TASK INSTRUCTIONS. Duplicate word for word the part of the Yukon trip text below that starts with "It was a short" and goes on through "few of them.".

READING TEXT.
++++++++++

June 30th – we head to the Yukon
This summer, we headed to the Yukon for the first time. Our cousin, Arthur, had visited us twice when we made a cruise ship stop in Skagway. Each time he drove for 1 ½ hours each way and showed us the sights on both sides of the border. It was time we visited him.
After deciding to head up to the Yukon, our next decision was how to get there. It’s not exactly close. It would be about 30 hours driving time including the ferry. A flight would take about 2 ½ hours. As we were looking at our options, Air North, the flag carrier of the Yukon, had a special. We could fly directly from Victoria to Whitehorse for a great price – sold!
A bit of a hiccup with our rental car…
When we arrived at Whitehorse airport and picked up our rental car it turned out to cost a lot more than we were expecting. There was VERY SMALL print that said the quoted rate was in US dollars. How is that possible? This is a Canadian company, operating in a Canadian airport. There weren’t really many options at 7:30 PM the night before the July 1st stat holiday so we took it. The other fine print also had us getting only 200km/day (note:Canadian kilometers, not US miles); 1,200 km in total. Ouch.
It was a short drive to Arthur’s – the town is not very big by our standards. He was expecting us with Traeger wings and cold beverages.
July 1st – Canada Day

The next morning, July 1st, we were treated to a scrumptious breakfast of eggs, fresh rye bread and the most delicious back bacon I have ever had. It was homemade on his smoker, and I am hopeful to get the recipe. Once we were done eating, we headed out to explore the sites.
Starting with Miles Canyon, a geological wonder where the Yukon River flows through high basalt walls. The river flows so fast in the canyon, it does not freeze in winter, even at -30C! The suspension bridge that joins the two sides is similar to the ones you would see in the movies. It “swings” a bit and is a bit rickety, making the experience all the more enjoyable. The trails are well groomed and we travelled up and down a few of them.
Heading into town, we saw many more sites and learned about the history of the town. Arthur’s been there since 1988, long before tourism et al, and has seen a lot of changes. There was an air of festivity in the town and families were taking advantage of the Canada Day activities. After lunch we headed back to his place and explored his 3 ½ acre property. That evening we had a great steak barbeque with all the fixings. Meeting two of his four children was great, they were keen to help out with dinner.
July 2nd – Off to Dawson City

Dawson City – gateway to the gold fields. Gold was discovered in 1896. It was actually discovered well before then by the Indigenous people, but they had no use for it.
The drive to Dawson City was 535 km on a paved road – other than a few sections that were under construction. It took just over six hours and had amazing scenery. Making a few stops for snacks and to admire the views, while reading historical markers, broke up the long drive. Our hotel was the Holland America Dawson City Hotel, and it was a great hotel. The front façade was done up in the gold rush style. There were wooden boardwalks in front of it, and all buildings. Our room, on the second floor, was quite nice with a mini fridge and kettle.

Once we were settled in, we went out to explore and learn about the gold rush. In 1896, Skookum Joe and his partners found gold and they gathered up a lot of it. They had struck it rich. The gold was taken down to San Francisco. Of course, word of ‘gold’ sparked a stampede and by 1898 the population of Dawson City grew from 250 to 40,000. It was the largest town north of San Francisco. The newspapers of the day reported you could just walk down the street and pick up gold nuggets, no mining was needed. There’s a sucker born every minute.

++++++++++

INFORMATION PROVIDED.
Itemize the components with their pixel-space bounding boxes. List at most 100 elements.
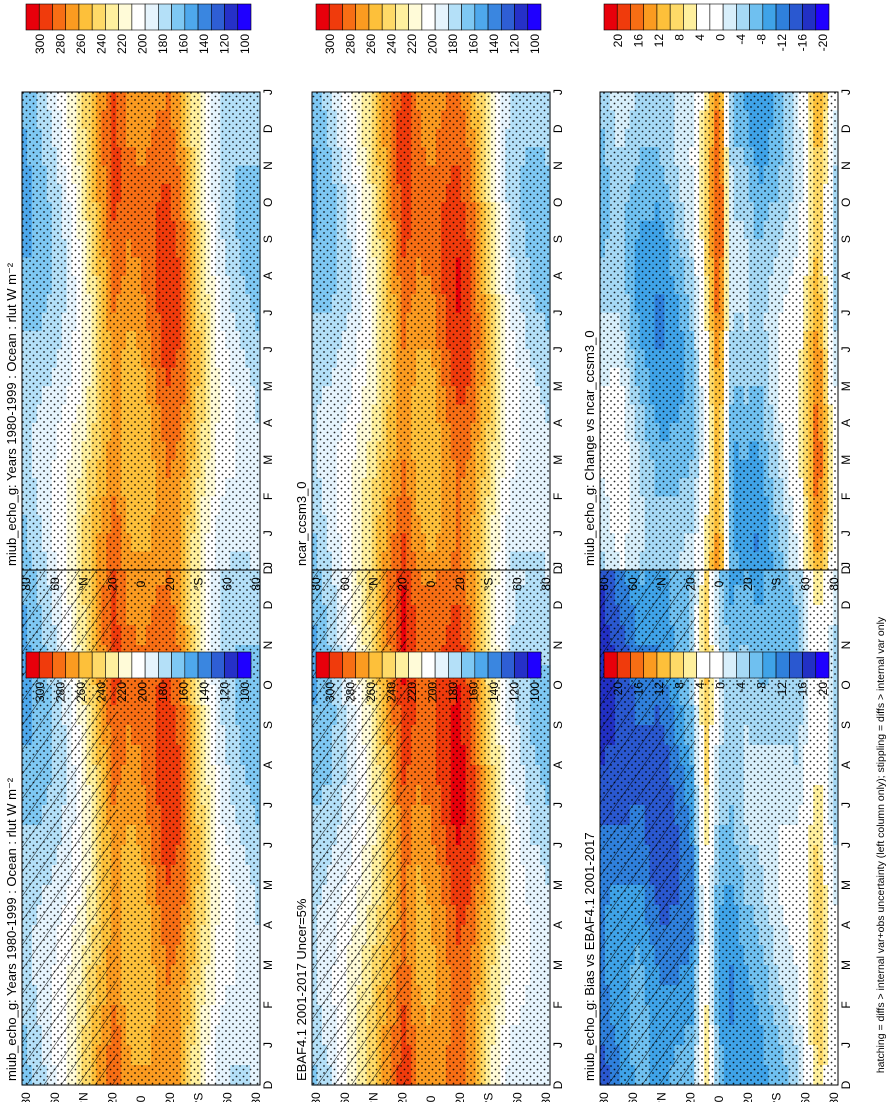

++++++++++

CORRECT RESULT.
It was a short drive to Arthur’s – the town is not very big by our standards. He was expecting us with Traeger wings and cold beverages.
July 1st – Canada Day

The next morning, July 1st, we were treated to a scrumptious breakfast of eggs, fresh rye bread and the most delicious back bacon I have ever had. It was homemade on his smoker, and I am hopeful to get the recipe. Once we were done eating, we headed out to explore the sites.
Starting with Miles Canyon, a geological wonder where the Yukon River flows through high basalt walls. The river flows so fast in the canyon, it does not freeze in winter, even at -30C! The suspension bridge that joins the two sides is similar to the ones you would see in the movies. It “swings” a bit and is a bit rickety, making the experience all the more enjoyable. The trails are well groomed and we travelled up and down a few of them.